WHAT YOU WILL DO — Copy all of the records below verbatim.

Records from a data collection:
* BEGIN *
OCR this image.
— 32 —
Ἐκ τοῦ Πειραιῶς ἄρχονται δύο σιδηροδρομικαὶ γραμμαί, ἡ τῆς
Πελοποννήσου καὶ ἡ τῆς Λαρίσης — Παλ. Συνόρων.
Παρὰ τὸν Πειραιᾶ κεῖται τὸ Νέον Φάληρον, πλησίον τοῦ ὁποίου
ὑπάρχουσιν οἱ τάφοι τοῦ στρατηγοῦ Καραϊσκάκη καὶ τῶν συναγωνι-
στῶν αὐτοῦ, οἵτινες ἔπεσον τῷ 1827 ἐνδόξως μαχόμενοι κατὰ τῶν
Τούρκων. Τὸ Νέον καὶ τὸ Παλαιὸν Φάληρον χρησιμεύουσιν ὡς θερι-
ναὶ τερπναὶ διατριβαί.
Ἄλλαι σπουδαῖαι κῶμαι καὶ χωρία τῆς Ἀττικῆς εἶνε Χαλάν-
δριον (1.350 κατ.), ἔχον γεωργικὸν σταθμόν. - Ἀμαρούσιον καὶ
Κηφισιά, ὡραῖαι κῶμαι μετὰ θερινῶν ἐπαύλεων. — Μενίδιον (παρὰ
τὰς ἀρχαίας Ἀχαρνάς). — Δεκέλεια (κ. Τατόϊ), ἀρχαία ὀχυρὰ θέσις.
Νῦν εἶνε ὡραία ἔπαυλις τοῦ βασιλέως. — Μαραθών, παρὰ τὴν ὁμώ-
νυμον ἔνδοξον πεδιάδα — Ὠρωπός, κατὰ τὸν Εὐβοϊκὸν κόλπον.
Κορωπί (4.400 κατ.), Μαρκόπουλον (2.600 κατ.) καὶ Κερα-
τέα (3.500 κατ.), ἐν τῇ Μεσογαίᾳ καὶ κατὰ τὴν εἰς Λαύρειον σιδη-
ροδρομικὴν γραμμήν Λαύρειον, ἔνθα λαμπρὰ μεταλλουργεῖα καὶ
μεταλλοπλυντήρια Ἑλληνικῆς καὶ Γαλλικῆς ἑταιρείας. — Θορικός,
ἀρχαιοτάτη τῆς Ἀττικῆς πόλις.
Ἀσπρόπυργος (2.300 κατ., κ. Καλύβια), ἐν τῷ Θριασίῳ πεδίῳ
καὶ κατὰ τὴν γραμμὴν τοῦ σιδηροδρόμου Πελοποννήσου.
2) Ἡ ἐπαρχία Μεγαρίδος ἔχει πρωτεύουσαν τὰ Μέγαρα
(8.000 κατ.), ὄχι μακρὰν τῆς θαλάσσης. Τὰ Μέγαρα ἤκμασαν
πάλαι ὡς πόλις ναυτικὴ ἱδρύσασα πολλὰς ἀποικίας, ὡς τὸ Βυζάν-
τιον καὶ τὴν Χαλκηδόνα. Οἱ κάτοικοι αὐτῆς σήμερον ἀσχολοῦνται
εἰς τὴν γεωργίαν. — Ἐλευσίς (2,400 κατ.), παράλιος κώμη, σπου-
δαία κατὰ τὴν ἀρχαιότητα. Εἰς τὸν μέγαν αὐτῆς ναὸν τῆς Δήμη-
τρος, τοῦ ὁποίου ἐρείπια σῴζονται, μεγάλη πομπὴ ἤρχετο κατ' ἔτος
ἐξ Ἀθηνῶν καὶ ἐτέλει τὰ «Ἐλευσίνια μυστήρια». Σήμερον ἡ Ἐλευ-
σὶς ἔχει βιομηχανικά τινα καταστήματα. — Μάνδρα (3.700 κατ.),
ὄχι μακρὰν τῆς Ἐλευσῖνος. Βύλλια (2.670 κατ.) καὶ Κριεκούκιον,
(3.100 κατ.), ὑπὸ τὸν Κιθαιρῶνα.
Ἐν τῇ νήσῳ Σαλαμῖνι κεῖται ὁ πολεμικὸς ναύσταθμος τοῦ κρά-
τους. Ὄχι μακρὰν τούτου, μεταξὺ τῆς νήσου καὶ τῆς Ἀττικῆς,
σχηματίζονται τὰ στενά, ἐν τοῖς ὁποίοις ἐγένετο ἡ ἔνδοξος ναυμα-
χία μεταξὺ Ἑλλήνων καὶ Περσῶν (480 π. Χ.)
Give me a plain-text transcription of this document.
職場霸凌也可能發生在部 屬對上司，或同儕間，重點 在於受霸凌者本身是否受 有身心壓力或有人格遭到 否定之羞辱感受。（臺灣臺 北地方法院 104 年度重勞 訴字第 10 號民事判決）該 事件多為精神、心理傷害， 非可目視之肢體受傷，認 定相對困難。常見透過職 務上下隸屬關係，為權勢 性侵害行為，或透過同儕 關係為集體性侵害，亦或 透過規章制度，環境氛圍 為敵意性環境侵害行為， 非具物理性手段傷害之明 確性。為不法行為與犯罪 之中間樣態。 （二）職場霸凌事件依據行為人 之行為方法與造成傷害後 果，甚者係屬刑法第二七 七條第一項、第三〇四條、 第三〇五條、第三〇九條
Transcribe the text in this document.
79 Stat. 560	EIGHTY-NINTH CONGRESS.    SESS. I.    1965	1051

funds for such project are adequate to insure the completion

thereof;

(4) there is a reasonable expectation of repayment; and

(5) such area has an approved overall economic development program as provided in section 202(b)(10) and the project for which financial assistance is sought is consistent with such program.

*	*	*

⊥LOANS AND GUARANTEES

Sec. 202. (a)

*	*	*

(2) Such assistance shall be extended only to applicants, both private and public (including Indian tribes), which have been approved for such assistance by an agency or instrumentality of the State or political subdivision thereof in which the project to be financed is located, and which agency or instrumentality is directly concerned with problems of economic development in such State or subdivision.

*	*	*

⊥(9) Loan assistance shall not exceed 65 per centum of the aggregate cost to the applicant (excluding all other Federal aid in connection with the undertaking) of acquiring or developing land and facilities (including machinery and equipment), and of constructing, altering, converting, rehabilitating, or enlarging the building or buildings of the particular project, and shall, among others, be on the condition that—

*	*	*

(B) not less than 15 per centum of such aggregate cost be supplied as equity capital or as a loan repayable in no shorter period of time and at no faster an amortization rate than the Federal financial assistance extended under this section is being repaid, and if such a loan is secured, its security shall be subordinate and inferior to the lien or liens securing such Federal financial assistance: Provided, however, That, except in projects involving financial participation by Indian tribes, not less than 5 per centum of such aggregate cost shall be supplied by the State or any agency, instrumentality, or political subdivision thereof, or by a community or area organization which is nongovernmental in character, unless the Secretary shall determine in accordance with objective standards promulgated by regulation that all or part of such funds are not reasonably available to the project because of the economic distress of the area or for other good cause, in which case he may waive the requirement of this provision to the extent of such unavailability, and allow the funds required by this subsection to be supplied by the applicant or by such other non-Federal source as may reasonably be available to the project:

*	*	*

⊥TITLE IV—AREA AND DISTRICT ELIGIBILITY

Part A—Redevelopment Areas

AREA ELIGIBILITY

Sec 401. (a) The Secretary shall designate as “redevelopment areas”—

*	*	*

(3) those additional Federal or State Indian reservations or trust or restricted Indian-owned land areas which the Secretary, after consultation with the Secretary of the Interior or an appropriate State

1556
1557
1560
* END *
RESPONSE —
OCR this image.
— 32 —
Ἐκ τοῦ Πειραιῶς ἄρχονται δύο σιδηροδρομικαὶ γραμμαί, ἡ τῆς
Πελοποννήσου καὶ ἡ τῆς Λαρίσης — Παλ. Συνόρων.
Παρὰ τὸν Πειραιᾶ κεῖται τὸ Νέον Φάληρον, πλησίον τοῦ ὁποίου
ὑπάρχουσιν οἱ τάφοι τοῦ στρατηγοῦ Καραϊσκάκη καὶ τῶν συναγωνι-
στῶν αὐτοῦ, οἵτινες ἔπεσον τῷ 1827 ἐνδόξως μαχόμενοι κατὰ τῶν
Τούρκων. Τὸ Νέον καὶ τὸ Παλαιὸν Φάληρον χρησιμεύουσιν ὡς θερι-
ναὶ τερπναὶ διατριβαί.
Ἄλλαι σπουδαῖαι κῶμαι καὶ χωρία τῆς Ἀττικῆς εἶνε Χαλάν-
δριον (1.350 κατ.), ἔχον γεωργικὸν σταθμόν. - Ἀμαρούσιον καὶ
Κηφισιά, ὡραῖαι κῶμαι μετὰ θερινῶν ἐπαύλεων. — Μενίδιον (παρὰ
τὰς ἀρχαίας Ἀχαρνάς). — Δεκέλεια (κ. Τατόϊ), ἀρχαία ὀχυρὰ θέσις.
Νῦν εἶνε ὡραία ἔπαυλις τοῦ βασιλέως. — Μαραθών, παρὰ τὴν ὁμώ-
νυμον ἔνδοξον πεδιάδα — Ὠρωπός, κατὰ τὸν Εὐβοϊκὸν κόλπον.
Κορωπί (4.400 κατ.), Μαρκόπουλον (2.600 κατ.) καὶ Κερα-
τέα (3.500 κατ.), ἐν τῇ Μεσογαίᾳ καὶ κατὰ τὴν εἰς Λαύρειον σιδη-
ροδρομικὴν γραμμήν Λαύρειον, ἔνθα λαμπρὰ μεταλλουργεῖα καὶ
μεταλλοπλυντήρια Ἑλληνικῆς καὶ Γαλλικῆς ἑταιρείας. — Θορικός,
ἀρχαιοτάτη τῆς Ἀττικῆς πόλις.
Ἀσπρόπυργος (2.300 κατ., κ. Καλύβια), ἐν τῷ Θριασίῳ πεδίῳ
καὶ κατὰ τὴν γραμμὴν τοῦ σιδηροδρόμου Πελοποννήσου.
2) Ἡ ἐπαρχία Μεγαρίδος ἔχει πρωτεύουσαν τὰ Μέγαρα
(8.000 κατ.), ὄχι μακρὰν τῆς θαλάσσης. Τὰ Μέγαρα ἤκμασαν
πάλαι ὡς πόλις ναυτικὴ ἱδρύσασα πολλὰς ἀποικίας, ὡς τὸ Βυζάν-
τιον καὶ τὴν Χαλκηδόνα. Οἱ κάτοικοι αὐτῆς σήμερον ἀσχολοῦνται
εἰς τὴν γεωργίαν. — Ἐλευσίς (2,400 κατ.), παράλιος κώμη, σπου-
δαία κατὰ τὴν ἀρχαιότητα. Εἰς τὸν μέγαν αὐτῆς ναὸν τῆς Δήμη-
τρος, τοῦ ὁποίου ἐρείπια σῴζονται, μεγάλη πομπὴ ἤρχετο κατ' ἔτος
ἐξ Ἀθηνῶν καὶ ἐτέλει τὰ «Ἐλευσίνια μυστήρια». Σήμερον ἡ Ἐλευ-
σὶς ἔχει βιομηχανικά τινα καταστήματα. — Μάνδρα (3.700 κατ.),
ὄχι μακρὰν τῆς Ἐλευσῖνος. Βύλλια (2.670 κατ.) καὶ Κριεκούκιον,
(3.100 κατ.), ὑπὸ τὸν Κιθαιρῶνα.
Ἐν τῇ νήσῳ Σαλαμῖνι κεῖται ὁ πολεμικὸς ναύσταθμος τοῦ κρά-
τους. Ὄχι μακρὰν τούτου, μεταξὺ τῆς νήσου καὶ τῆς Ἀττικῆς,
σχηματίζονται τὰ στενά, ἐν τοῖς ὁποίοις ἐγένετο ἡ ἔνδοξος ναυμα-
χία μεταξὺ Ἑλλήνων καὶ Περσῶν (480 π. Χ.)
Give me a plain-text transcription of this document.
職場霸凌也可能發生在部 屬對上司，或同儕間，重點 在於受霸凌者本身是否受 有身心壓力或有人格遭到 否定之羞辱感受。（臺灣臺 北地方法院 104 年度重勞 訴字第 10 號民事判決）該 事件多為精神、心理傷害， 非可目視之肢體受傷，認 定相對困難。常見透過職 務上下隸屬關係，為權勢 性侵害行為，或透過同儕 關係為集體性侵害，亦或 透過規章制度，環境氛圍 為敵意性環境侵害行為， 非具物理性手段傷害之明 確性。為不法行為與犯罪 之中間樣態。 （二）職場霸凌事件依據行為人 之行為方法與造成傷害後 果，甚者係屬刑法第二七 七條第一項、第三〇四條、 第三〇五條、第三〇九條
Transcribe the text in this document.
79 Stat. 560	EIGHTY-NINTH CONGRESS.    SESS. I.    1965	1051

funds for such project are adequate to insure the completion

thereof;

(4) there is a reasonable expectation of repayment; and

(5) such area has an approved overall economic development program as provided in section 202(b)(10) and the project for which financial assistance is sought is consistent with such program.

*	*	*

⊥LOANS AND GUARANTEES

Sec. 202. (a)

*	*	*

(2) Such assistance shall be extended only to applicants, both private and public (including Indian tribes), which have been approved for such assistance by an agency or instrumentality of the State or political subdivision thereof in which the project to be financed is located, and which agency or instrumentality is directly concerned with problems of economic development in such State or subdivision.

*	*	*

⊥(9) Loan assistance shall not exceed 65 per centum of the aggregate cost to the applicant (excluding all other Federal aid in connection with the undertaking) of acquiring or developing land and facilities (including machinery and equipment), and of constructing, altering, converting, rehabilitating, or enlarging the building or buildings of the particular project, and shall, among others, be on the condition that—

*	*	*

(B) not less than 15 per centum of such aggregate cost be supplied as equity capital or as a loan repayable in no shorter period of time and at no faster an amortization rate than the Federal financial assistance extended under this section is being repaid, and if such a loan is secured, its security shall be subordinate and inferior to the lien or liens securing such Federal financial assistance: Provided, however, That, except in projects involving financial participation by Indian tribes, not less than 5 per centum of such aggregate cost shall be supplied by the State or any agency, instrumentality, or political subdivision thereof, or by a community or area organization which is nongovernmental in character, unless the Secretary shall determine in accordance with objective standards promulgated by regulation that all or part of such funds are not reasonably available to the project because of the economic distress of the area or for other good cause, in which case he may waive the requirement of this provision to the extent of such unavailability, and allow the funds required by this subsection to be supplied by the applicant or by such other non-Federal source as may reasonably be available to the project:

*	*	*

⊥TITLE IV—AREA AND DISTRICT ELIGIBILITY

Part A—Redevelopment Areas

AREA ELIGIBILITY

Sec 401. (a) The Secretary shall designate as “redevelopment areas”—

*	*	*

(3) those additional Federal or State Indian reservations or trust or restricted Indian-owned land areas which the Secretary, after consultation with the Secretary of the Interior or an appropriate State

1556
1557
1560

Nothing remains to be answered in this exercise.